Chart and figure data
● ● ● ● ●

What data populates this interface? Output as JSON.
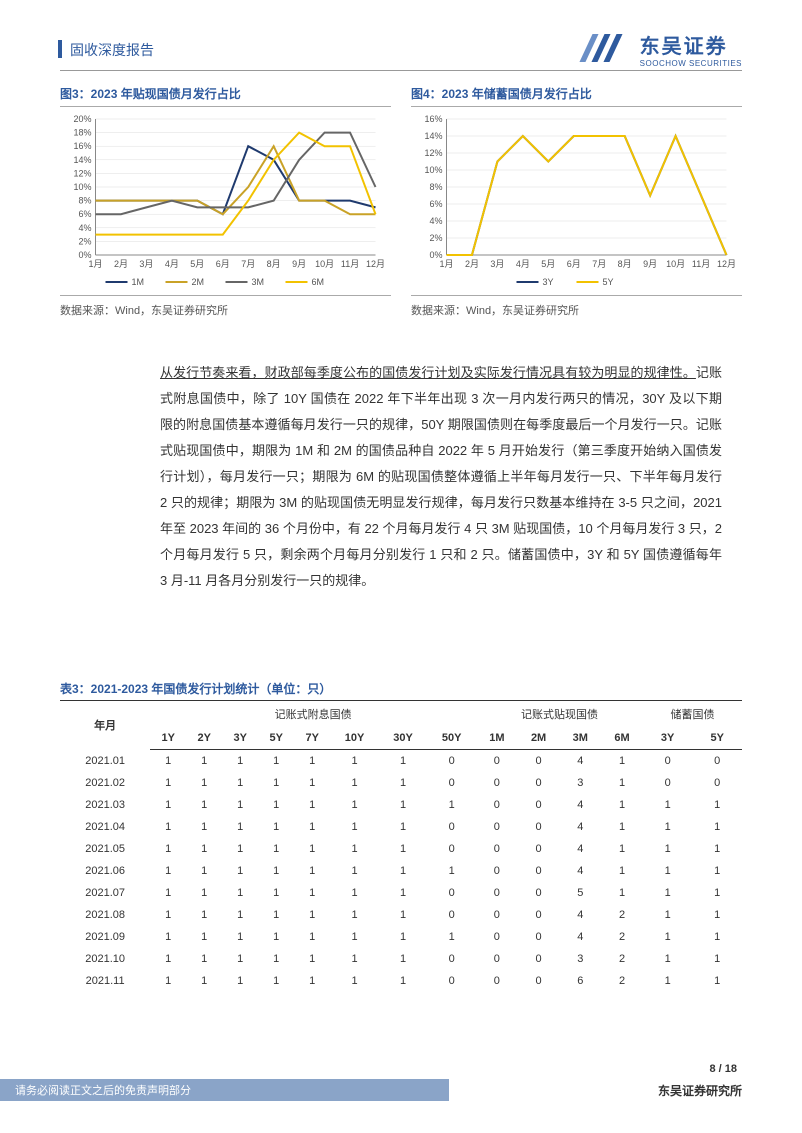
{
  "colors": {
    "accent": "#2e5a9e",
    "accent_light": "#6a8fc7",
    "text": "#333333",
    "muted": "#555555",
    "border": "#aaaaaa",
    "footer_bg": "#8aa4c8"
  },
  "header": {
    "report_type": "固收深度报告",
    "logo_cn": "东吴证券",
    "logo_en": "SOOCHOW SECURITIES"
  },
  "chart3": {
    "type": "line",
    "title": "图3：2023 年贴现国债月发行占比",
    "source": "数据来源：Wind，东吴证券研究所",
    "x_labels": [
      "1月",
      "2月",
      "3月",
      "4月",
      "5月",
      "6月",
      "7月",
      "8月",
      "9月",
      "10月",
      "11月",
      "12月"
    ],
    "ylim": [
      0,
      20
    ],
    "ytick_step": 2,
    "y_suffix": "%",
    "label_fontsize": 9,
    "series": [
      {
        "name": "1M",
        "color": "#1f3a6e",
        "width": 2,
        "values": [
          8,
          8,
          8,
          8,
          8,
          6,
          16,
          14,
          8,
          8,
          8,
          7
        ]
      },
      {
        "name": "2M",
        "color": "#c9a227",
        "width": 2,
        "values": [
          8,
          8,
          8,
          8,
          8,
          6,
          10,
          16,
          8,
          8,
          6,
          6
        ]
      },
      {
        "name": "3M",
        "color": "#666666",
        "width": 2,
        "values": [
          6,
          6,
          7,
          8,
          7,
          7,
          7,
          8,
          14,
          18,
          18,
          10
        ]
      },
      {
        "name": "6M",
        "color": "#f2c200",
        "width": 2,
        "values": [
          3,
          3,
          3,
          3,
          3,
          3,
          8,
          14,
          18,
          16,
          16,
          6
        ]
      }
    ]
  },
  "chart4": {
    "type": "line",
    "title": "图4：2023 年储蓄国债月发行占比",
    "source": "数据来源：Wind，东吴证券研究所",
    "x_labels": [
      "1月",
      "2月",
      "3月",
      "4月",
      "5月",
      "6月",
      "7月",
      "8月",
      "9月",
      "10月",
      "11月",
      "12月"
    ],
    "ylim": [
      0,
      16
    ],
    "ytick_step": 2,
    "y_suffix": "%",
    "label_fontsize": 9,
    "series": [
      {
        "name": "3Y",
        "color": "#1f3a6e",
        "width": 2,
        "values": [
          0,
          0,
          11,
          14,
          11,
          14,
          14,
          14,
          7,
          14,
          7,
          0
        ]
      },
      {
        "name": "5Y",
        "color": "#f2c200",
        "width": 2,
        "values": [
          0,
          0,
          11,
          14,
          11,
          14,
          14,
          14,
          7,
          14,
          7,
          0
        ]
      }
    ]
  },
  "body": {
    "underline": "从发行节奏来看，财政部每季度公布的国债发行计划及实际发行情况具有较为明显的规律性。",
    "rest": "记账式附息国债中，除了 10Y 国债在 2022 年下半年出现 3 次一月内发行两只的情况，30Y 及以下期限的附息国债基本遵循每月发行一只的规律，50Y 期限国债则在每季度最后一个月发行一只。记账式贴现国债中，期限为 1M 和 2M 的国债品种自 2022 年 5 月开始发行（第三季度开始纳入国债发行计划），每月发行一只；期限为 6M 的贴现国债整体遵循上半年每月发行一只、下半年每月发行 2 只的规律；期限为 3M 的贴现国债无明显发行规律，每月发行只数基本维持在 3-5 只之间，2021 年至 2023 年间的 36 个月份中，有 22 个月每月发行 4 只 3M 贴现国债，10 个月每月发行 3 只，2 个月每月发行 5 只，剩余两个月每月分别发行 1 只和 2 只。储蓄国债中，3Y 和 5Y 国债遵循每年 3 月-11 月各月分别发行一只的规律。"
  },
  "table": {
    "title": "表3：2021-2023 年国债发行计划统计（单位：只）",
    "col_ym": "年月",
    "group1": "记账式附息国债",
    "group2": "记账式贴现国债",
    "group3": "储蓄国债",
    "cols1": [
      "1Y",
      "2Y",
      "3Y",
      "5Y",
      "7Y",
      "10Y",
      "30Y",
      "50Y"
    ],
    "cols2": [
      "1M",
      "2M",
      "3M",
      "6M"
    ],
    "cols3": [
      "3Y",
      "5Y"
    ],
    "rows": [
      {
        "ym": "2021.01",
        "v": [
          1,
          1,
          1,
          1,
          1,
          1,
          1,
          0,
          0,
          0,
          4,
          1,
          0,
          0
        ]
      },
      {
        "ym": "2021.02",
        "v": [
          1,
          1,
          1,
          1,
          1,
          1,
          1,
          0,
          0,
          0,
          3,
          1,
          0,
          0
        ]
      },
      {
        "ym": "2021.03",
        "v": [
          1,
          1,
          1,
          1,
          1,
          1,
          1,
          1,
          0,
          0,
          4,
          1,
          1,
          1
        ]
      },
      {
        "ym": "2021.04",
        "v": [
          1,
          1,
          1,
          1,
          1,
          1,
          1,
          0,
          0,
          0,
          4,
          1,
          1,
          1
        ]
      },
      {
        "ym": "2021.05",
        "v": [
          1,
          1,
          1,
          1,
          1,
          1,
          1,
          0,
          0,
          0,
          4,
          1,
          1,
          1
        ]
      },
      {
        "ym": "2021.06",
        "v": [
          1,
          1,
          1,
          1,
          1,
          1,
          1,
          1,
          0,
          0,
          4,
          1,
          1,
          1
        ]
      },
      {
        "ym": "2021.07",
        "v": [
          1,
          1,
          1,
          1,
          1,
          1,
          1,
          0,
          0,
          0,
          5,
          1,
          1,
          1
        ]
      },
      {
        "ym": "2021.08",
        "v": [
          1,
          1,
          1,
          1,
          1,
          1,
          1,
          0,
          0,
          0,
          4,
          2,
          1,
          1
        ]
      },
      {
        "ym": "2021.09",
        "v": [
          1,
          1,
          1,
          1,
          1,
          1,
          1,
          1,
          0,
          0,
          4,
          2,
          1,
          1
        ]
      },
      {
        "ym": "2021.10",
        "v": [
          1,
          1,
          1,
          1,
          1,
          1,
          1,
          0,
          0,
          0,
          3,
          2,
          1,
          1
        ]
      },
      {
        "ym": "2021.11",
        "v": [
          1,
          1,
          1,
          1,
          1,
          1,
          1,
          0,
          0,
          0,
          6,
          2,
          1,
          1
        ]
      }
    ]
  },
  "footer": {
    "disclaimer": "请务必阅读正文之后的免责声明部分",
    "institute": "东吴证券研究所",
    "page": "8",
    "total": "18"
  }
}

● ● ● ● ●

* **WHAT YOU SHOULD DO**
Reproduce the data verbatim. Do not carry any picture into the copy.

* **COMPLETE OUTPUT**
What data populates this interface? Output as JSON.
{
  "colors": {
    "accent": "#2e5a9e",
    "accent_light": "#6a8fc7",
    "text": "#333333",
    "muted": "#555555",
    "border": "#aaaaaa",
    "footer_bg": "#8aa4c8"
  },
  "header": {
    "report_type": "固收深度报告",
    "logo_cn": "东吴证券",
    "logo_en": "SOOCHOW SECURITIES"
  },
  "chart3": {
    "type": "line",
    "title": "图3：2023 年贴现国债月发行占比",
    "source": "数据来源：Wind，东吴证券研究所",
    "x_labels": [
      "1月",
      "2月",
      "3月",
      "4月",
      "5月",
      "6月",
      "7月",
      "8月",
      "9月",
      "10月",
      "11月",
      "12月"
    ],
    "ylim": [
      0,
      20
    ],
    "ytick_step": 2,
    "y_suffix": "%",
    "label_fontsize": 9,
    "series": [
      {
        "name": "1M",
        "color": "#1f3a6e",
        "width": 2,
        "values": [
          8,
          8,
          8,
          8,
          8,
          6,
          16,
          14,
          8,
          8,
          8,
          7
        ]
      },
      {
        "name": "2M",
        "color": "#c9a227",
        "width": 2,
        "values": [
          8,
          8,
          8,
          8,
          8,
          6,
          10,
          16,
          8,
          8,
          6,
          6
        ]
      },
      {
        "name": "3M",
        "color": "#666666",
        "width": 2,
        "values": [
          6,
          6,
          7,
          8,
          7,
          7,
          7,
          8,
          14,
          18,
          18,
          10
        ]
      },
      {
        "name": "6M",
        "color": "#f2c200",
        "width": 2,
        "values": [
          3,
          3,
          3,
          3,
          3,
          3,
          8,
          14,
          18,
          16,
          16,
          6
        ]
      }
    ]
  },
  "chart4": {
    "type": "line",
    "title": "图4：2023 年储蓄国债月发行占比",
    "source": "数据来源：Wind，东吴证券研究所",
    "x_labels": [
      "1月",
      "2月",
      "3月",
      "4月",
      "5月",
      "6月",
      "7月",
      "8月",
      "9月",
      "10月",
      "11月",
      "12月"
    ],
    "ylim": [
      0,
      16
    ],
    "ytick_step": 2,
    "y_suffix": "%",
    "label_fontsize": 9,
    "series": [
      {
        "name": "3Y",
        "color": "#1f3a6e",
        "width": 2,
        "values": [
          0,
          0,
          11,
          14,
          11,
          14,
          14,
          14,
          7,
          14,
          7,
          0
        ]
      },
      {
        "name": "5Y",
        "color": "#f2c200",
        "width": 2,
        "values": [
          0,
          0,
          11,
          14,
          11,
          14,
          14,
          14,
          7,
          14,
          7,
          0
        ]
      }
    ]
  },
  "body": {
    "underline": "从发行节奏来看，财政部每季度公布的国债发行计划及实际发行情况具有较为明显的规律性。",
    "rest": "记账式附息国债中，除了 10Y 国债在 2022 年下半年出现 3 次一月内发行两只的情况，30Y 及以下期限的附息国债基本遵循每月发行一只的规律，50Y 期限国债则在每季度最后一个月发行一只。记账式贴现国债中，期限为 1M 和 2M 的国债品种自 2022 年 5 月开始发行（第三季度开始纳入国债发行计划），每月发行一只；期限为 6M 的贴现国债整体遵循上半年每月发行一只、下半年每月发行 2 只的规律；期限为 3M 的贴现国债无明显发行规律，每月发行只数基本维持在 3-5 只之间，2021 年至 2023 年间的 36 个月份中，有 22 个月每月发行 4 只 3M 贴现国债，10 个月每月发行 3 只，2 个月每月发行 5 只，剩余两个月每月分别发行 1 只和 2 只。储蓄国债中，3Y 和 5Y 国债遵循每年 3 月-11 月各月分别发行一只的规律。"
  },
  "table": {
    "title": "表3：2021-2023 年国债发行计划统计（单位：只）",
    "col_ym": "年月",
    "group1": "记账式附息国债",
    "group2": "记账式贴现国债",
    "group3": "储蓄国债",
    "cols1": [
      "1Y",
      "2Y",
      "3Y",
      "5Y",
      "7Y",
      "10Y",
      "30Y",
      "50Y"
    ],
    "cols2": [
      "1M",
      "2M",
      "3M",
      "6M"
    ],
    "cols3": [
      "3Y",
      "5Y"
    ],
    "rows": [
      {
        "ym": "2021.01",
        "v": [
          1,
          1,
          1,
          1,
          1,
          1,
          1,
          0,
          0,
          0,
          4,
          1,
          0,
          0
        ]
      },
      {
        "ym": "2021.02",
        "v": [
          1,
          1,
          1,
          1,
          1,
          1,
          1,
          0,
          0,
          0,
          3,
          1,
          0,
          0
        ]
      },
      {
        "ym": "2021.03",
        "v": [
          1,
          1,
          1,
          1,
          1,
          1,
          1,
          1,
          0,
          0,
          4,
          1,
          1,
          1
        ]
      },
      {
        "ym": "2021.04",
        "v": [
          1,
          1,
          1,
          1,
          1,
          1,
          1,
          0,
          0,
          0,
          4,
          1,
          1,
          1
        ]
      },
      {
        "ym": "2021.05",
        "v": [
          1,
          1,
          1,
          1,
          1,
          1,
          1,
          0,
          0,
          0,
          4,
          1,
          1,
          1
        ]
      },
      {
        "ym": "2021.06",
        "v": [
          1,
          1,
          1,
          1,
          1,
          1,
          1,
          1,
          0,
          0,
          4,
          1,
          1,
          1
        ]
      },
      {
        "ym": "2021.07",
        "v": [
          1,
          1,
          1,
          1,
          1,
          1,
          1,
          0,
          0,
          0,
          5,
          1,
          1,
          1
        ]
      },
      {
        "ym": "2021.08",
        "v": [
          1,
          1,
          1,
          1,
          1,
          1,
          1,
          0,
          0,
          0,
          4,
          2,
          1,
          1
        ]
      },
      {
        "ym": "2021.09",
        "v": [
          1,
          1,
          1,
          1,
          1,
          1,
          1,
          1,
          0,
          0,
          4,
          2,
          1,
          1
        ]
      },
      {
        "ym": "2021.10",
        "v": [
          1,
          1,
          1,
          1,
          1,
          1,
          1,
          0,
          0,
          0,
          3,
          2,
          1,
          1
        ]
      },
      {
        "ym": "2021.11",
        "v": [
          1,
          1,
          1,
          1,
          1,
          1,
          1,
          0,
          0,
          0,
          6,
          2,
          1,
          1
        ]
      }
    ]
  },
  "footer": {
    "disclaimer": "请务必阅读正文之后的免责声明部分",
    "institute": "东吴证券研究所",
    "page": "8",
    "total": "18"
  }
}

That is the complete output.